◆ **Text**:
....

A few years ago, I wrote my first article about data science and project management. Since then, I have done several data science projects, mostly as the data scientist myself, but as it happens, as a data scientist, you cannot just spend your time building models. In fact, you will spend most of your time to understand the business requirements.
IBM’s Watson tv commercials have fueled the expectation that Artificial Intelligence is something that can easily be installed and applied to a huge variety of different problems, no matter what industry. In reality, though, not all Watson projects are successful. And this is not only a problem of IBM. AI projects or even Machine Learning projects as a subset of AI are a challenge to a lot of companies.
If we look at the PMBOK definition of a project, the notion of creating of something new is an essential part of a project. For traditional projects in other domains, often enough, clients, project managers and project team members already have some experience with respect to the industry. If you have built a house before, then it is easier for you to build the second house. The more houses you build, the easier it will get, even if these new houses have new requirements that you haven’t seen before. Also, clients do have a notion of what a house looks like because they have seen other houses. They also understand why some things take longer than others because they can relate to the physical world.
Data Science projects are different because clients usually don’t have any experience in this domain. And there are not too many experienced project teams or project managers that have done several projects in an industry to reproduce results for every possible question. A data science project will most likely not result in an application that automatically understands human speech and thinks like a human, just without the mistakes and a million times faster. But how can we manage our client’s expectations and at the same time understand what he really needs?
There is another difference: Houses are made of well-known materials. Data science projects usually rely on data, and often enough the data that is needed is not available and needs to be collected first or it is not available in the quantity or quality that is needed. Also, there is no proven way of making a data science project successful. In some cases, the results may not be as expected, be it due to the lack of sufficient data or that the algorithms simply cannot produce anything usable. Sometimes, we need to play around with the different data attributes (“features”) to understand which of them actually enable a machine to find usable patterns. We have been building houses for centuries now but only a few decades have been spent delivering AI or ML projects.
If understanding the business is the prerequisite for success, then it is of utmost importance that the business is committed to investing enough time for onboarding the project team and working with the team to collect the requirements and test early prototypes. If the goal is to increase productivity, then a data science project will mean decreased productivity during the project phase. This has to be made clear very early, and this may encounter resistance.
One of the best practices to ensure the success of a data science project is to define success very early in the project. The main question here is “When would you regard this project to be completed successfully?” Often, this question will be answered with KPIs that are not measurable. But that’s the point: If it is not measurable, then you cannot improve it. As a consequence, it is mandatory to go through this phase and come up with measurable KPIs.
KPIs, unfortunately, are not enough in most cases. A model can produce the best results in the world, but it is the business impact that plays a more important role than a model performance. A machine learning model can have the best performance in the world but may not have any business impact whatsoever.
Data science, as a consequence, is much more than just creating machine learning models. It is about creating business value by identifying the KPIs that really move the needle.

....

◆ **Data shown**:
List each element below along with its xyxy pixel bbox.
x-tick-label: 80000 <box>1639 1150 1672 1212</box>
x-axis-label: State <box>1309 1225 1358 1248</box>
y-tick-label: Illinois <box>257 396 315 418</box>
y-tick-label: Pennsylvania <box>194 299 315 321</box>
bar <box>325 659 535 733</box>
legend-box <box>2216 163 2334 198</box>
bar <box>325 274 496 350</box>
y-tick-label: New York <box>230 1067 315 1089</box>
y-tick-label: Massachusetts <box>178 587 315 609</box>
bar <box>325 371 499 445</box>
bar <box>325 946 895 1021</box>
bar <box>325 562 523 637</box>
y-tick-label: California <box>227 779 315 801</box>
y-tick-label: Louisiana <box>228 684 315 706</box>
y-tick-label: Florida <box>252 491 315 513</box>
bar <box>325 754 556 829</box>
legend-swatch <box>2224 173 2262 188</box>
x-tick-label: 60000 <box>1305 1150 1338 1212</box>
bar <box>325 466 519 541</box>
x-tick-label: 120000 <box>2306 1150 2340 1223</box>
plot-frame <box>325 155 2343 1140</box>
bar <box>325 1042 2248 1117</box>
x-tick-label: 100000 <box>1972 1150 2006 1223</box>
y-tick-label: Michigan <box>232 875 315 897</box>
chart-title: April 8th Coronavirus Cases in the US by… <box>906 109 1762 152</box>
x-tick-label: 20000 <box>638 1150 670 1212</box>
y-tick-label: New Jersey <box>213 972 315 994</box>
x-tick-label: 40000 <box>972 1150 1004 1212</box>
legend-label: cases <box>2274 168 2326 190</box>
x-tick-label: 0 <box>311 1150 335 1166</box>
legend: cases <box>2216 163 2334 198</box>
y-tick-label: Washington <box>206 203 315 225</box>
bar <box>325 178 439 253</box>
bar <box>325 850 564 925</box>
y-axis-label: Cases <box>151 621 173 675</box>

....

Can you repeat the data science projects text starting at "If we look at" and ending at "the physical world.", switching "clients" to "customers"?

◆ **Response box**:
If we look at the PMBOK definition of a project, the notion of creating of something new is an essential part of a project. For traditional projects in other domains, often enough, customers, project managers and project team members already have some experience with respect to the industry. If you have built a house before, then it is easier for you to build the second house. The more houses you build, the easier it will get, even if these new houses have new requirements that you haven’t seen before. Also, customers do have a notion of what a house looks like because they have seen other houses. They also understand why some things take longer than others because they can relate to the physical world.